Given data:
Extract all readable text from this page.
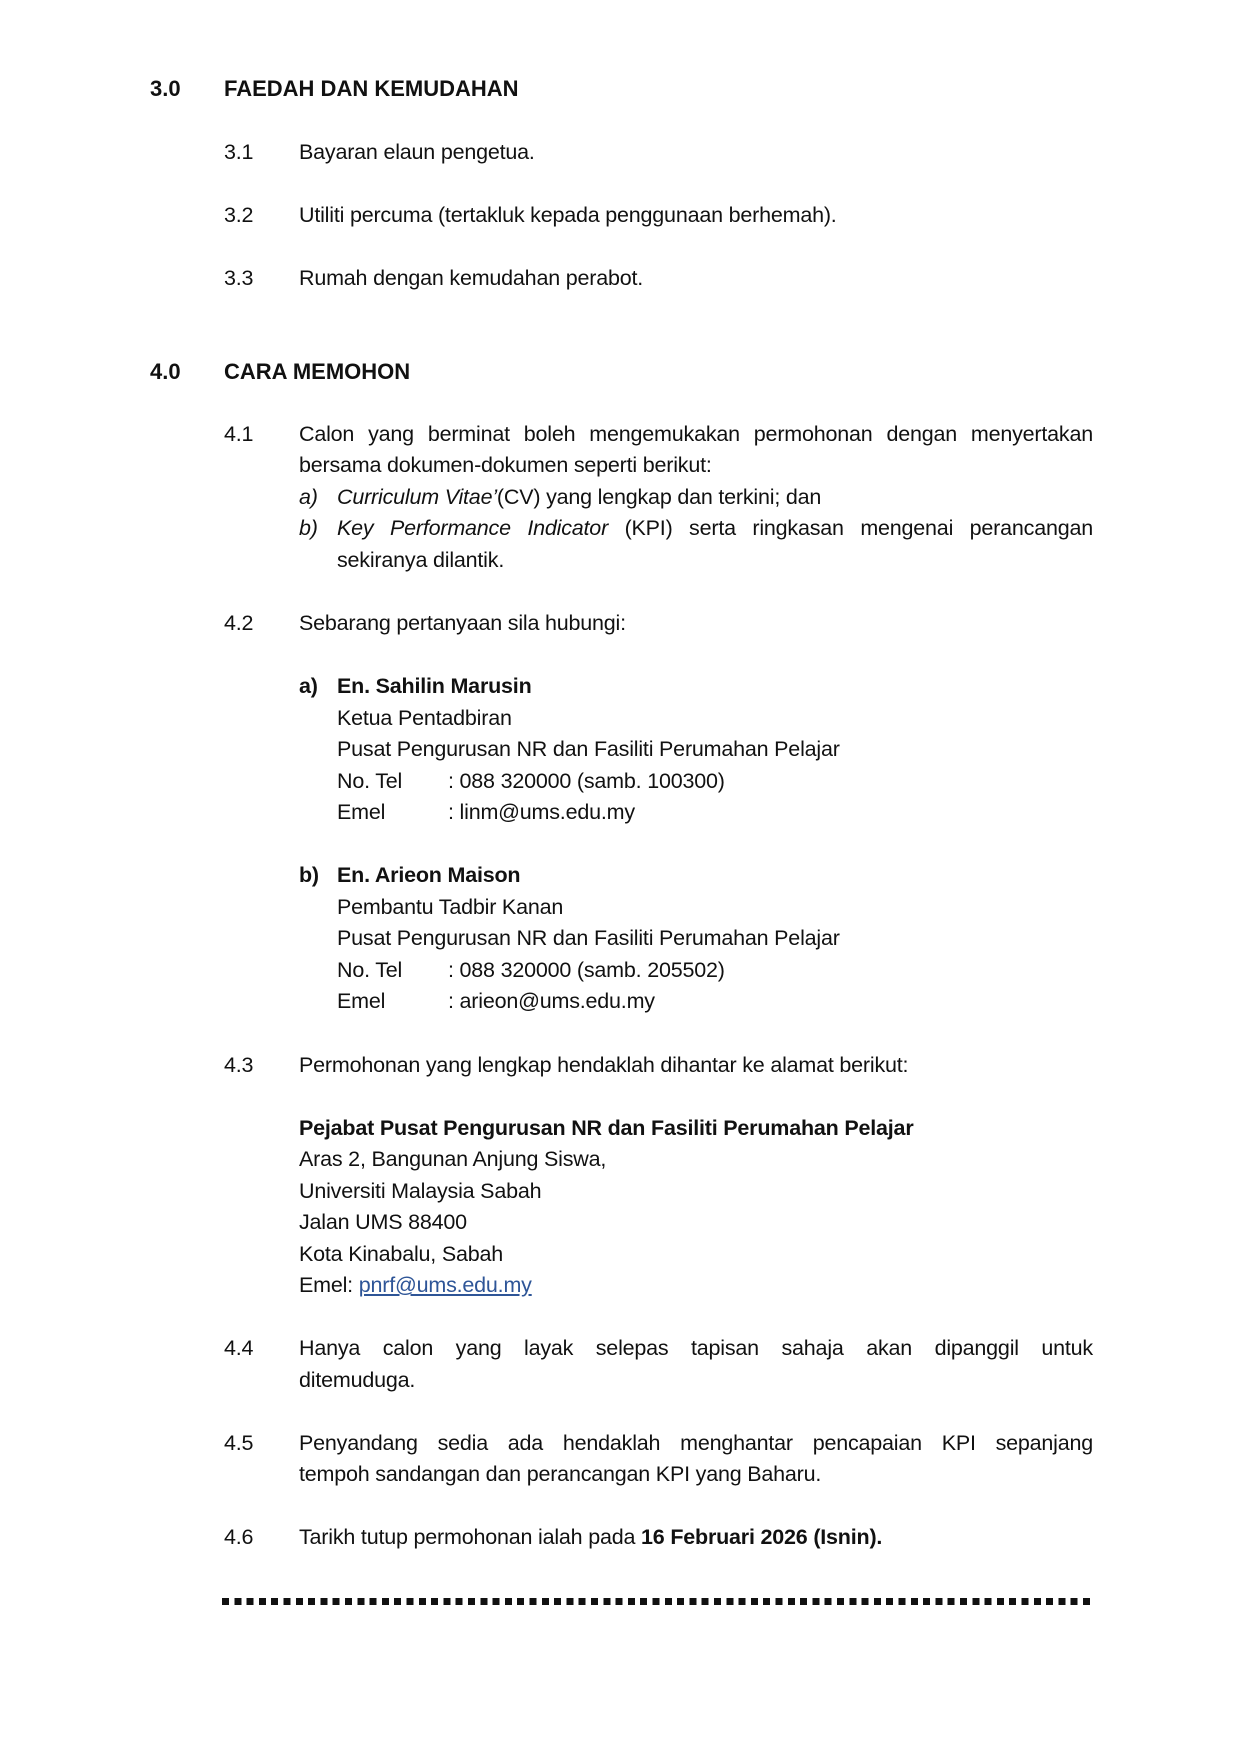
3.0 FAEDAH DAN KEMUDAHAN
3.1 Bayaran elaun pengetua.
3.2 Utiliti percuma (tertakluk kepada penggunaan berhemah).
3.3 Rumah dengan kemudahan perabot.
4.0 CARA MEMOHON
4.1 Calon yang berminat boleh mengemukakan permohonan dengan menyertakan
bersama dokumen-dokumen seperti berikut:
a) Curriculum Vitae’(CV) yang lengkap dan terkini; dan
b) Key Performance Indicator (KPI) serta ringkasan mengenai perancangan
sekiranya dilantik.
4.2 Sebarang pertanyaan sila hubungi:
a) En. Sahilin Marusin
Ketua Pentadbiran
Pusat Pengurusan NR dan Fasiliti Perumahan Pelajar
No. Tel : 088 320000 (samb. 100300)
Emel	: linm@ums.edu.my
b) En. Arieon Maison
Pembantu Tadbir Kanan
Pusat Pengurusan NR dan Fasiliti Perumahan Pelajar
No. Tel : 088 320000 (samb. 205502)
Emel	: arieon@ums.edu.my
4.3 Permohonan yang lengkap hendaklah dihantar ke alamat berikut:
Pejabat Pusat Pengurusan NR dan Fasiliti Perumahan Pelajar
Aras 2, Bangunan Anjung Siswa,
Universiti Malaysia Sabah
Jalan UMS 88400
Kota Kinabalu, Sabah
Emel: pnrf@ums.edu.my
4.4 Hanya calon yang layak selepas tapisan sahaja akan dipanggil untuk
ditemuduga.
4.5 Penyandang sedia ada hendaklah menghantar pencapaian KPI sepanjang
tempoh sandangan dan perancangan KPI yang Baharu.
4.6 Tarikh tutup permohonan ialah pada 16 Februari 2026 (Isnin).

Problem description:
The material above holds pictures; copy everything else in it exactly.

Complete response:
Extract all readable text from this page.
3.0 FAEDAH DAN KEMUDAHAN
3.1 Bayaran elaun pengetua.
3.2 Utiliti percuma (tertakluk kepada penggunaan berhemah).
3.3 Rumah dengan kemudahan perabot.
4.0 CARA MEMOHON
4.1 Calon yang berminat boleh mengemukakan permohonan dengan menyertakan
bersama dokumen-dokumen seperti berikut:
a) Curriculum Vitae’(CV) yang lengkap dan terkini; dan
b) Key Performance Indicator (KPI) serta ringkasan mengenai perancangan
sekiranya dilantik.
4.2 Sebarang pertanyaan sila hubungi:
a) En. Sahilin Marusin
Ketua Pentadbiran
Pusat Pengurusan NR dan Fasiliti Perumahan Pelajar
No. Tel : 088 320000 (samb. 100300)
Emel	: linm@ums.edu.my
b) En. Arieon Maison
Pembantu Tadbir Kanan
Pusat Pengurusan NR dan Fasiliti Perumahan Pelajar
No. Tel : 088 320000 (samb. 205502)
Emel	: arieon@ums.edu.my
4.3 Permohonan yang lengkap hendaklah dihantar ke alamat berikut:
Pejabat Pusat Pengurusan NR dan Fasiliti Perumahan Pelajar
Aras 2, Bangunan Anjung Siswa,
Universiti Malaysia Sabah
Jalan UMS 88400
Kota Kinabalu, Sabah
Emel: pnrf@ums.edu.my
4.4 Hanya calon yang layak selepas tapisan sahaja akan dipanggil untuk
ditemuduga.
4.5 Penyandang sedia ada hendaklah menghantar pencapaian KPI sepanjang
tempoh sandangan dan perancangan KPI yang Baharu.
4.6 Tarikh tutup permohonan ialah pada 16 Februari 2026 (Isnin).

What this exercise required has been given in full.